Task brief:
Print the full listing exactly.

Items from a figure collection
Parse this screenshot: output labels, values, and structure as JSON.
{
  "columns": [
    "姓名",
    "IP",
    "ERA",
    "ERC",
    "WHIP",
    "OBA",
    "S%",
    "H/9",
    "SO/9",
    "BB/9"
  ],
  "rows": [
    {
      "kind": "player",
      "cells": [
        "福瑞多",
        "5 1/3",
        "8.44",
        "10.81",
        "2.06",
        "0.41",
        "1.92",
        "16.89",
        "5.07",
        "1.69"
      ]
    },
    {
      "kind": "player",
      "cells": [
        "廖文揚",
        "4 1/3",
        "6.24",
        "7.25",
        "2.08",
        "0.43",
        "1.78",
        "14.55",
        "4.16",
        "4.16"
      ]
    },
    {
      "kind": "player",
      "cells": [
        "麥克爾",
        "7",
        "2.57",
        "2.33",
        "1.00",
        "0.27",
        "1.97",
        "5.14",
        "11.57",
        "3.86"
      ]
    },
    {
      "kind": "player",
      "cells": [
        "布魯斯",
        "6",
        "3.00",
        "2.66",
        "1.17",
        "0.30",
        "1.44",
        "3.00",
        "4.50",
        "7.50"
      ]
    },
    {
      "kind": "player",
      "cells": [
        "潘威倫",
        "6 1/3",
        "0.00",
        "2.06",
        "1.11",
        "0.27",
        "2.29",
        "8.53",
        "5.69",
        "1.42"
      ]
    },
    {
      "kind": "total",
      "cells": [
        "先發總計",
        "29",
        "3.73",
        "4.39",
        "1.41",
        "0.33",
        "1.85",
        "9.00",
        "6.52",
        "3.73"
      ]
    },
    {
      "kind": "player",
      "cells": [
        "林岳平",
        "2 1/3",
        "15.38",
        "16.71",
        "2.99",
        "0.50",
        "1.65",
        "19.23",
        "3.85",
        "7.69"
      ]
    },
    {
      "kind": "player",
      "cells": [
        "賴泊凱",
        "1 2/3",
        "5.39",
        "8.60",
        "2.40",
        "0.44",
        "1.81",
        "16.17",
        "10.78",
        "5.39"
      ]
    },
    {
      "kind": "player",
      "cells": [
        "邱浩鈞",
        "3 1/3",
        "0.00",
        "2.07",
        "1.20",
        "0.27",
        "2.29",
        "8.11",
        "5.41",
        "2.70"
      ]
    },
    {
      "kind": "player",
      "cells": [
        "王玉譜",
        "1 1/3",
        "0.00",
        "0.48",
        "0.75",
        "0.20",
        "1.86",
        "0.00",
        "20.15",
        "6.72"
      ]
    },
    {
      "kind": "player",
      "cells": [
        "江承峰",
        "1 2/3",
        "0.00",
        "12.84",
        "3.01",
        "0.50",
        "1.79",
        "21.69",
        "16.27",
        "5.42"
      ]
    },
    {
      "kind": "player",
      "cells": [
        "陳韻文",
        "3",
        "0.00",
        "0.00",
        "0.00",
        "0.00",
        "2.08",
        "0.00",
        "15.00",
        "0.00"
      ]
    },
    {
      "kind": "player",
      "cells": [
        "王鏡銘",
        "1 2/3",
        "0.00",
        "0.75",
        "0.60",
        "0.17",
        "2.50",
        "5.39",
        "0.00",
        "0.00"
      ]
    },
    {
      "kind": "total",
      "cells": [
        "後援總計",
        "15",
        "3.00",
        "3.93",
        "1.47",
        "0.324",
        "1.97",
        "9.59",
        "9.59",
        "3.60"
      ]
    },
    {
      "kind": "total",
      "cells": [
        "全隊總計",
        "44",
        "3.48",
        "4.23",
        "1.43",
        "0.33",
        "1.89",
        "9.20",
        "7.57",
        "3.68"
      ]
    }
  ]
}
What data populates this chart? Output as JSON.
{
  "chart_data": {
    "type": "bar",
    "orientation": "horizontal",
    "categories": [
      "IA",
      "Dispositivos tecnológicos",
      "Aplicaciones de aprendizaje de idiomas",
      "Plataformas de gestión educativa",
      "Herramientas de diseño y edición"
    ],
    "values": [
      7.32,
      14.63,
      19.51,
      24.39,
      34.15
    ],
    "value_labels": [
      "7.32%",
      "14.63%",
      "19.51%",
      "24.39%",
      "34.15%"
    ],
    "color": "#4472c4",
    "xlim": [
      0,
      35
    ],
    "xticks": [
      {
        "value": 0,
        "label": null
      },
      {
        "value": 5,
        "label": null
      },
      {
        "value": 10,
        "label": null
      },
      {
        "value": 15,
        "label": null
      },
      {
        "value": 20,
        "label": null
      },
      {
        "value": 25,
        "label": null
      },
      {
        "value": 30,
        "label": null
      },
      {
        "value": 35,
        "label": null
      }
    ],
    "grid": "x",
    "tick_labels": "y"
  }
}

Task result:
Parse this screenshot: output labels, values, and structure as JSON.
{
  "columns": [
    "姓名",
    "IP",
    "ERA",
    "ERC",
    "WHIP",
    "OBA",
    "S%",
    "H/9",
    "SO/9",
    "BB/9"
  ],
  "rows": [
    {
      "kind": "player",
      "cells": [
        "福瑞多",
        "5 1/3",
        "8.44",
        "10.81",
        "2.06",
        "0.41",
        "1.92",
        "16.89",
        "5.07",
        "1.69"
      ]
    },
    {
      "kind": "player",
      "cells": [
        "廖文揚",
        "4 1/3",
        "6.24",
        "7.25",
        "2.08",
        "0.43",
        "1.78",
        "14.55",
        "4.16",
        "4.16"
      ]
    },
    {
      "kind": "player",
      "cells": [
        "麥克爾",
        "7",
        "2.57",
        "2.33",
        "1.00",
        "0.27",
        "1.97",
        "5.14",
        "11.57",
        "3.86"
      ]
    },
    {
      "kind": "player",
      "cells": [
        "布魯斯",
        "6",
        "3.00",
        "2.66",
        "1.17",
        "0.30",
        "1.44",
        "3.00",
        "4.50",
        "7.50"
      ]
    },
    {
      "kind": "player",
      "cells": [
        "潘威倫",
        "6 1/3",
        "0.00",
        "2.06",
        "1.11",
        "0.27",
        "2.29",
        "8.53",
        "5.69",
        "1.42"
      ]
    },
    {
      "kind": "total",
      "cells": [
        "先發總計",
        "29",
        "3.73",
        "4.39",
        "1.41",
        "0.33",
        "1.85",
        "9.00",
        "6.52",
        "3.73"
      ]
    },
    {
      "kind": "player",
      "cells": [
        "林岳平",
        "2 1/3",
        "15.38",
        "16.71",
        "2.99",
        "0.50",
        "1.65",
        "19.23",
        "3.85",
        "7.69"
      ]
    },
    {
      "kind": "player",
      "cells": [
        "賴泊凱",
        "1 2/3",
        "5.39",
        "8.60",
        "2.40",
        "0.44",
        "1.81",
        "16.17",
        "10.78",
        "5.39"
      ]
    },
    {
      "kind": "player",
      "cells": [
        "邱浩鈞",
        "3 1/3",
        "0.00",
        "2.07",
        "1.20",
        "0.27",
        "2.29",
        "8.11",
        "5.41",
        "2.70"
      ]
    },
    {
      "kind": "player",
      "cells": [
        "王玉譜",
        "1 1/3",
        "0.00",
        "0.48",
        "0.75",
        "0.20",
        "1.86",
        "0.00",
        "20.15",
        "6.72"
      ]
    },
    {
      "kind": "player",
      "cells": [
        "江承峰",
        "1 2/3",
        "0.00",
        "12.84",
        "3.01",
        "0.50",
        "1.79",
        "21.69",
        "16.27",
        "5.42"
      ]
    },
    {
      "kind": "player",
      "cells": [
        "陳韻文",
        "3",
        "0.00",
        "0.00",
        "0.00",
        "0.00",
        "2.08",
        "0.00",
        "15.00",
        "0.00"
      ]
    },
    {
      "kind": "player",
      "cells": [
        "王鏡銘",
        "1 2/3",
        "0.00",
        "0.75",
        "0.60",
        "0.17",
        "2.50",
        "5.39",
        "0.00",
        "0.00"
      ]
    },
    {
      "kind": "total",
      "cells": [
        "後援總計",
        "15",
        "3.00",
        "3.93",
        "1.47",
        "0.324",
        "1.97",
        "9.59",
        "9.59",
        "3.60"
      ]
    },
    {
      "kind": "total",
      "cells": [
        "全隊總計",
        "44",
        "3.48",
        "4.23",
        "1.43",
        "0.33",
        "1.89",
        "9.20",
        "7.57",
        "3.68"
      ]
    }
  ]
}
What data populates this chart? Output as JSON.
{
  "chart_data": {
    "type": "bar",
    "orientation": "horizontal",
    "categories": [
      "IA",
      "Dispositivos tecnológicos",
      "Aplicaciones de aprendizaje de idiomas",
      "Plataformas de gestión educativa",
      "Herramientas de diseño y edición"
    ],
    "values": [
      7.32,
      14.63,
      19.51,
      24.39,
      34.15
    ],
    "value_labels": [
      "7.32%",
      "14.63%",
      "19.51%",
      "24.39%",
      "34.15%"
    ],
    "color": "#4472c4",
    "xlim": [
      0,
      35
    ],
    "xticks": [
      {
        "value": 0,
        "label": null
      },
      {
        "value": 5,
        "label": null
      },
      {
        "value": 10,
        "label": null
      },
      {
        "value": 15,
        "label": null
      },
      {
        "value": 20,
        "label": null
      },
      {
        "value": 25,
        "label": null
      },
      {
        "value": 30,
        "label": null
      },
      {
        "value": 35,
        "label": null
      }
    ],
    "grid": "x",
    "tick_labels": "y"
  }
}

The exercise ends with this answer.